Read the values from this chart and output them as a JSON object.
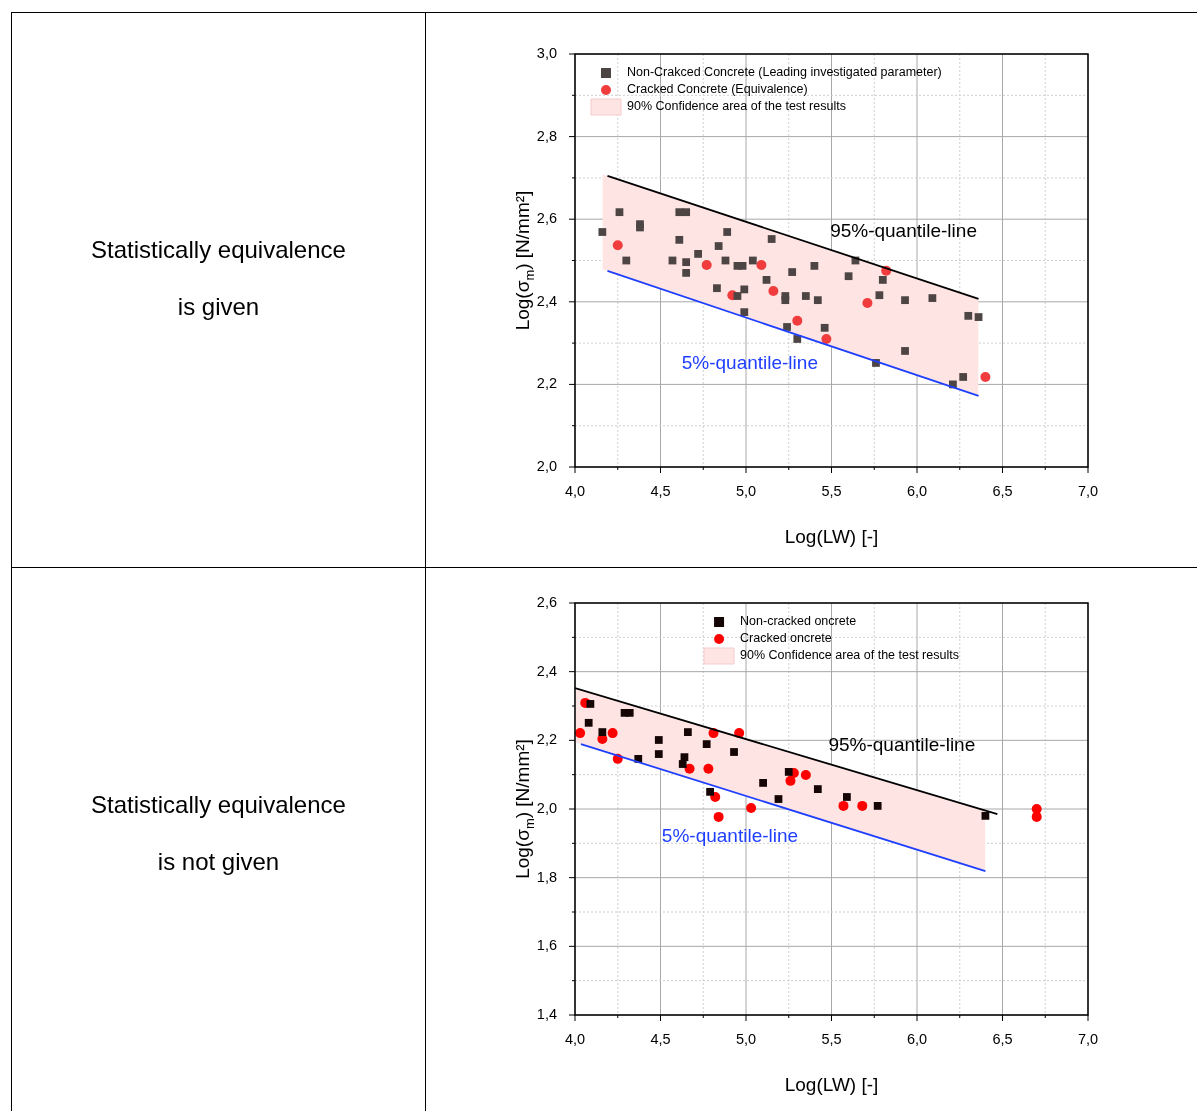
{
  "chart_data": [
    {
      "type": "scatter",
      "xlabel": "Log(LW) [-]",
      "ylabel": "Log(σ$_{m}$) [N/mm²]",
      "annotations": [
        "Statistically equivalence",
        "is given"
      ],
      "legend": "top left",
      "grid": true,
      "xlim": [
        4,
        7
      ],
      "xticks": [
        {
          "value": 4,
          "label": "4,0"
        },
        {
          "value": 4.25,
          "label": null
        },
        {
          "value": 4.5,
          "label": "4,5"
        },
        {
          "value": 4.75,
          "label": null
        },
        {
          "value": 5,
          "label": "5,0"
        },
        {
          "value": 5.25,
          "label": null
        },
        {
          "value": 5.5,
          "label": "5,5"
        },
        {
          "value": 5.75,
          "label": null
        },
        {
          "value": 6,
          "label": "6,0"
        },
        {
          "value": 6.25,
          "label": null
        },
        {
          "value": 6.5,
          "label": "6,5"
        },
        {
          "value": 6.75,
          "label": null
        },
        {
          "value": 7,
          "label": "7,0"
        }
      ],
      "ylim": [
        2,
        3
      ],
      "yticks": [
        {
          "value": 2,
          "label": "2,0"
        },
        {
          "value": 2.1,
          "label": null
        },
        {
          "value": 2.2,
          "label": "2,2"
        },
        {
          "value": 2.3,
          "label": null
        },
        {
          "value": 2.4,
          "label": "2,4"
        },
        {
          "value": 2.5,
          "label": null
        },
        {
          "value": 2.6,
          "label": "2,6"
        },
        {
          "value": 2.7,
          "label": null
        },
        {
          "value": 2.8,
          "label": "2,8"
        },
        {
          "value": 2.9,
          "label": null
        },
        {
          "value": 3,
          "label": "3,0"
        }
      ],
      "series": [
        {
          "type": "scatter",
          "name": "Non-Crakced Concrete (Leading investigated parameter)",
          "color": "#4d4444",
          "marker": "square",
          "x": [
            4.16,
            4.26,
            4.3,
            4.38,
            4.38,
            4.57,
            4.61,
            4.61,
            4.65,
            4.65,
            4.65,
            4.72,
            4.83,
            4.84,
            4.89,
            4.88,
            4.95,
            4.98,
            4.99,
            4.95,
            4.99,
            5.04,
            5.12,
            5.15,
            5.23,
            5.23,
            5.27,
            5.24,
            5.3,
            5.35,
            5.4,
            5.42,
            5.46,
            5.6,
            5.64,
            5.76,
            5.78,
            5.8,
            5.93,
            5.93,
            6.09,
            6.21,
            6.27,
            6.3,
            6.36
          ],
          "values": [
            2.569,
            2.617,
            2.5,
            2.588,
            2.58,
            2.5,
            2.55,
            2.617,
            2.617,
            2.496,
            2.47,
            2.516,
            2.433,
            2.535,
            2.569,
            2.5,
            2.487,
            2.487,
            2.43,
            2.414,
            2.375,
            2.5,
            2.453,
            2.552,
            2.414,
            2.404,
            2.472,
            2.339,
            2.31,
            2.414,
            2.487,
            2.404,
            2.337,
            2.462,
            2.5,
            2.252,
            2.416,
            2.453,
            2.404,
            2.281,
            2.409,
            2.2,
            2.218,
            2.366,
            2.363
          ]
        },
        {
          "type": "scatter",
          "name": "Cracked Concrete (Equivalence)",
          "color": "#f03c3c",
          "marker": "circle",
          "x": [
            4.25,
            4.77,
            4.92,
            5.09,
            5.16,
            5.3,
            5.47,
            5.71,
            5.82,
            6.4
          ],
          "values": [
            2.537,
            2.489,
            2.416,
            2.489,
            2.426,
            2.354,
            2.31,
            2.397,
            2.475,
            2.218
          ]
        },
        {
          "type": "area",
          "name": "90% Confidence area of the test results",
          "color": "#ffe4e4",
          "x": [
            4.16,
            6.36
          ],
          "values": [
            null,
            null
          ],
          "upper": [
            2.709,
            2.407
          ],
          "lower": [
            2.479,
            2.172
          ]
        },
        {
          "type": "line",
          "name": "95%-quantile-line",
          "color": "#000000",
          "x": [
            4.19,
            6.36
          ],
          "values": [
            2.705,
            2.407
          ]
        },
        {
          "type": "line",
          "name": "5%-quantile-line",
          "color": "#1f3fff",
          "x": [
            4.19,
            6.36
          ],
          "values": [
            2.475,
            2.172
          ]
        }
      ]
    },
    {
      "type": "scatter",
      "xlabel": "Log(LW) [-]",
      "ylabel": "Log(σ$_{m}$) [N/mm²]",
      "annotations": [
        "Statistically equivalence",
        "is not given"
      ],
      "legend": "top",
      "grid": true,
      "xlim": [
        4,
        7
      ],
      "xticks": [
        {
          "value": 4,
          "label": "4,0"
        },
        {
          "value": 4.25,
          "label": null
        },
        {
          "value": 4.5,
          "label": "4,5"
        },
        {
          "value": 4.75,
          "label": null
        },
        {
          "value": 5,
          "label": "5,0"
        },
        {
          "value": 5.25,
          "label": null
        },
        {
          "value": 5.5,
          "label": "5,5"
        },
        {
          "value": 5.75,
          "label": null
        },
        {
          "value": 6,
          "label": "6,0"
        },
        {
          "value": 6.25,
          "label": null
        },
        {
          "value": 6.5,
          "label": "6,5"
        },
        {
          "value": 6.75,
          "label": null
        },
        {
          "value": 7,
          "label": "7,0"
        }
      ],
      "ylim": [
        1.4,
        2.6
      ],
      "yticks": [
        {
          "value": 1.4,
          "label": "1,4"
        },
        {
          "value": 1.5,
          "label": null
        },
        {
          "value": 1.6,
          "label": "1,6"
        },
        {
          "value": 1.7,
          "label": null
        },
        {
          "value": 1.8,
          "label": "1,8"
        },
        {
          "value": 1.9,
          "label": null
        },
        {
          "value": 2,
          "label": "2,0"
        },
        {
          "value": 2.1,
          "label": null
        },
        {
          "value": 2.2,
          "label": "2,2"
        },
        {
          "value": 2.3,
          "label": null
        },
        {
          "value": 2.4,
          "label": "2,4"
        },
        {
          "value": 2.5,
          "label": null
        },
        {
          "value": 2.6,
          "label": "2,6"
        }
      ],
      "series": [
        {
          "type": "scatter",
          "name": "Non-cracked oncrete",
          "color": "#150505",
          "marker": "square",
          "x": [
            4.09,
            4.08,
            4.16,
            4.29,
            4.32,
            4.49,
            4.49,
            4.37,
            4.66,
            4.64,
            4.63,
            4.77,
            4.93,
            4.79,
            5.1,
            5.19,
            5.25,
            5.42,
            5.59,
            5.77,
            6.4
          ],
          "values": [
            2.306,
            2.251,
            2.224,
            2.28,
            2.28,
            2.201,
            2.16,
            2.146,
            2.224,
            2.151,
            2.131,
            2.189,
            2.166,
            2.05,
            2.076,
            2.029,
            2.108,
            2.058,
            2.035,
            2.009,
            1.98
          ]
        },
        {
          "type": "scatter",
          "name": "Cracked oncrete",
          "color": "#ff0000",
          "marker": "circle",
          "x": [
            4.06,
            4.03,
            4.16,
            4.22,
            4.25,
            4.81,
            4.96,
            4.67,
            4.78,
            4.82,
            4.84,
            5.03,
            5.26,
            5.28,
            5.35,
            5.57,
            5.68,
            6.7,
            6.7
          ],
          "values": [
            2.309,
            2.221,
            2.204,
            2.221,
            2.146,
            2.221,
            2.221,
            2.117,
            2.117,
            2.035,
            1.977,
            2.003,
            2.082,
            2.105,
            2.099,
            2.009,
            2.009,
            2.0,
            1.977
          ]
        },
        {
          "type": "area",
          "name": "90% Confidence area of the test results",
          "color": "#ffe4e4",
          "x": [
            4.0,
            6.4
          ],
          "values": [
            null,
            null
          ],
          "upper": [
            2.352,
            1.996
          ],
          "lower": [
            2.194,
            1.819
          ]
        },
        {
          "type": "line",
          "name": "95%-quantile-line",
          "color": "#000000",
          "x": [
            4.0,
            6.47
          ],
          "values": [
            2.352,
            1.985
          ]
        },
        {
          "type": "line",
          "name": "5%-quantile-line",
          "color": "#1f3fff",
          "x": [
            4.035,
            6.4
          ],
          "values": [
            2.189,
            1.819
          ]
        }
      ]
    }
  ]
}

================

§ Do this
Locate the lines above that hold the word "Concrete". Show every one of them.

§ Finished task
          "name": "Non-Crakced Concrete (Leading investigated parameter)",
          "name": "Cracked Concrete (Equivalence)",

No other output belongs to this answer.